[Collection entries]
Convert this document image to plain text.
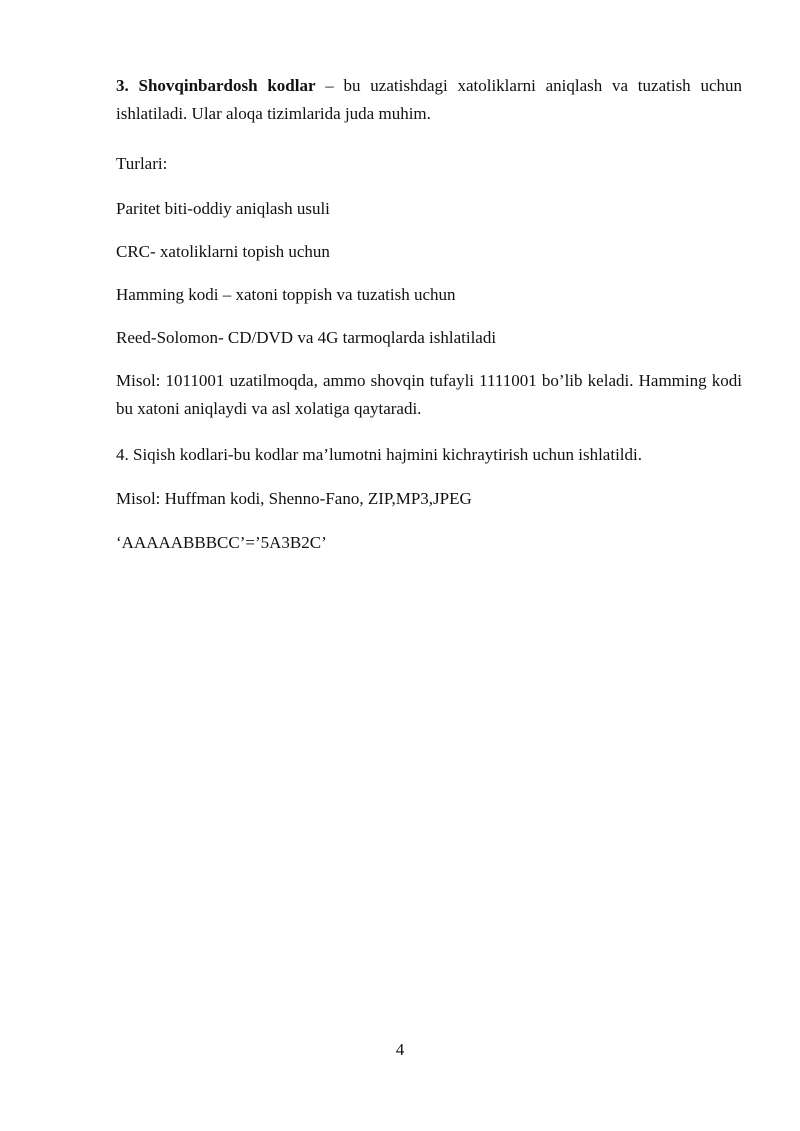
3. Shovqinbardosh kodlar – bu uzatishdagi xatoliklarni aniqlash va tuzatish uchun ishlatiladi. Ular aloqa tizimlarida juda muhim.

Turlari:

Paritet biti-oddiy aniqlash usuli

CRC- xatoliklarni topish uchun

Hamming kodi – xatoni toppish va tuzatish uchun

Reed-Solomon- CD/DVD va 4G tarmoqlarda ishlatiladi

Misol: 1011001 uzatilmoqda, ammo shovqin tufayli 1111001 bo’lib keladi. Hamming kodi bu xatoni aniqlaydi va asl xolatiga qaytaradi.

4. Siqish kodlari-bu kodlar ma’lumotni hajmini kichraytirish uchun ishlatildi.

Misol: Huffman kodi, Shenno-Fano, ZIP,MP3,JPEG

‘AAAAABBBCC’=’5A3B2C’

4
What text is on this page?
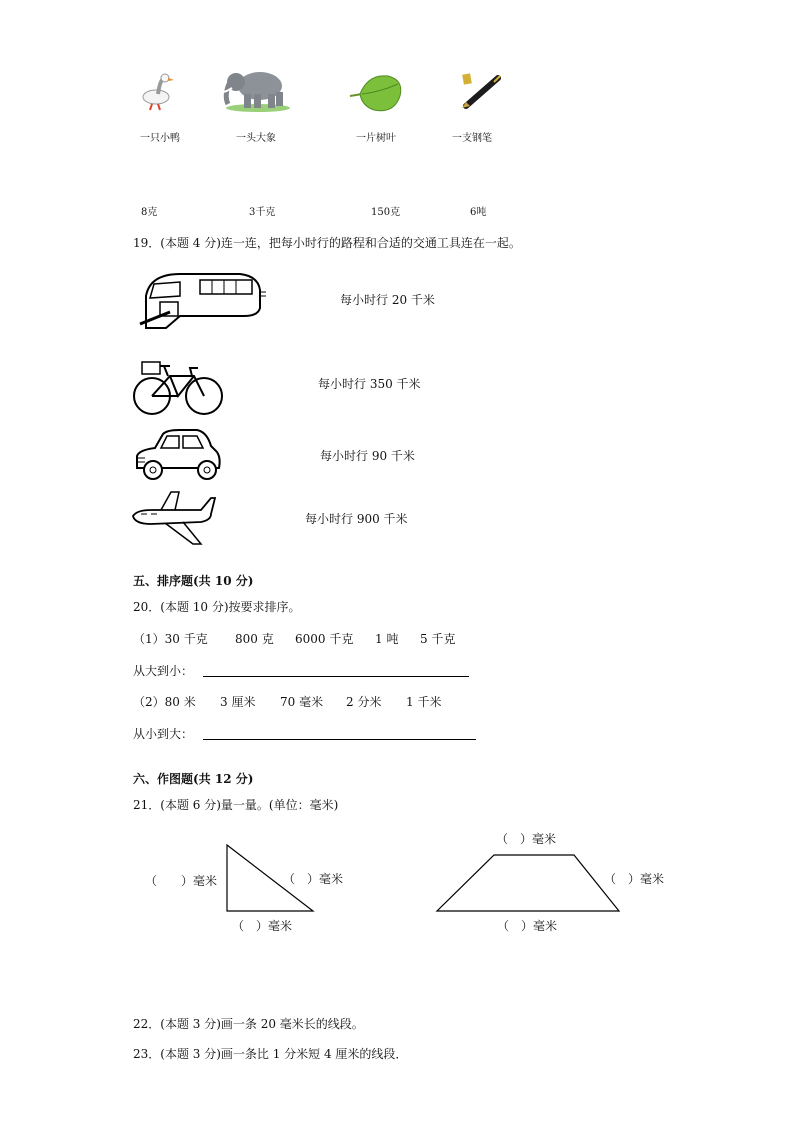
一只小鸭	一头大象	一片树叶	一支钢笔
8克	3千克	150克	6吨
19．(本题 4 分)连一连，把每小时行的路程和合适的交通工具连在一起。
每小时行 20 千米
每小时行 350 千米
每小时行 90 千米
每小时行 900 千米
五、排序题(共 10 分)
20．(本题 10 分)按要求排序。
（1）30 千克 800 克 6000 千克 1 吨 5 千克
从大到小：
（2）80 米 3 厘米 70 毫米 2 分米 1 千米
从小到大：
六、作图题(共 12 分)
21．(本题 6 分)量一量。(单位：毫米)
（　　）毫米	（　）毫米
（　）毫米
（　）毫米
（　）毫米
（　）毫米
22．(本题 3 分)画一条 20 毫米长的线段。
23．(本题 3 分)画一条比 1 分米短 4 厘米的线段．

---

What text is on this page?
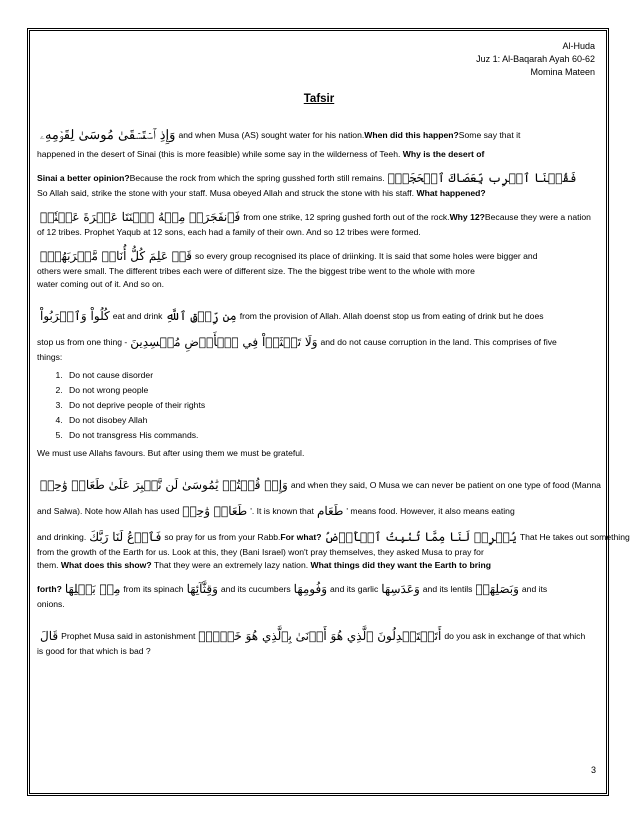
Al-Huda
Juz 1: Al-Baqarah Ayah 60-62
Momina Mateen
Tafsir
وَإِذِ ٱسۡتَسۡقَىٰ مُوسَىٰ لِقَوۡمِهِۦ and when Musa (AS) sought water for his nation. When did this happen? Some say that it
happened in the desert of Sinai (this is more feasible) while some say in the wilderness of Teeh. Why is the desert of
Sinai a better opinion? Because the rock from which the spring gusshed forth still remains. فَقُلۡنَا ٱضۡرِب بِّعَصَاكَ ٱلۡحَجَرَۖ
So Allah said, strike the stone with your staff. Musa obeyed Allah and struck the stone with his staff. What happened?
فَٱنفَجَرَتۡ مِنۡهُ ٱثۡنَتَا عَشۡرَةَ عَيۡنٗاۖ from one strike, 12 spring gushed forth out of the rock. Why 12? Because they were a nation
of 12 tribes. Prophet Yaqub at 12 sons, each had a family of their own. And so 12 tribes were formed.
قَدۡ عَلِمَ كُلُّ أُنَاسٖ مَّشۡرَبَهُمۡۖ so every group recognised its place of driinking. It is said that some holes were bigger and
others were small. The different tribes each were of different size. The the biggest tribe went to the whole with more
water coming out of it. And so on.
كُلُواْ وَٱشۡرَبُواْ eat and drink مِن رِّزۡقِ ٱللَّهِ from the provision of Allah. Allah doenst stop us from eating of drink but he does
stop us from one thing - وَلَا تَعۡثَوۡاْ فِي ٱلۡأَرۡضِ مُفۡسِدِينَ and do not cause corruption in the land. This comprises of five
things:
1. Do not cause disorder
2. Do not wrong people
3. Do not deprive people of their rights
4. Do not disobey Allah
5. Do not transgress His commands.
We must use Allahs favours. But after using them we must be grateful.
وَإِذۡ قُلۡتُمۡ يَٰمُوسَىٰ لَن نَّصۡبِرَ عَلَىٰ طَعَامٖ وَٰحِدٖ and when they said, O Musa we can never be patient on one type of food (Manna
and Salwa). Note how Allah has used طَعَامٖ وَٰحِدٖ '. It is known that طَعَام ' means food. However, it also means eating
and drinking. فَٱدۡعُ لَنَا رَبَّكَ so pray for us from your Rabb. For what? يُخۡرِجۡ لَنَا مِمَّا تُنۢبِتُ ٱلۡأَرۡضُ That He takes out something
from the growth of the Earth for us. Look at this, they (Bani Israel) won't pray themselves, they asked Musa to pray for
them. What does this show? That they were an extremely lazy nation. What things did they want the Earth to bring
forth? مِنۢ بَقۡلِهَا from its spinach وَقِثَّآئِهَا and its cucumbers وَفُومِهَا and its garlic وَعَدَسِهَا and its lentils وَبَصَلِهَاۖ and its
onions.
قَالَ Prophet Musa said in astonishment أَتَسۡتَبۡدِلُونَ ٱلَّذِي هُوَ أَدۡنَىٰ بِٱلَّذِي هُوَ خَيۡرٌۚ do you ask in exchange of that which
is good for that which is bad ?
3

[Set exercise]: Only the number is needed here: how many lines of the records contain "water"?

[Reply]: 2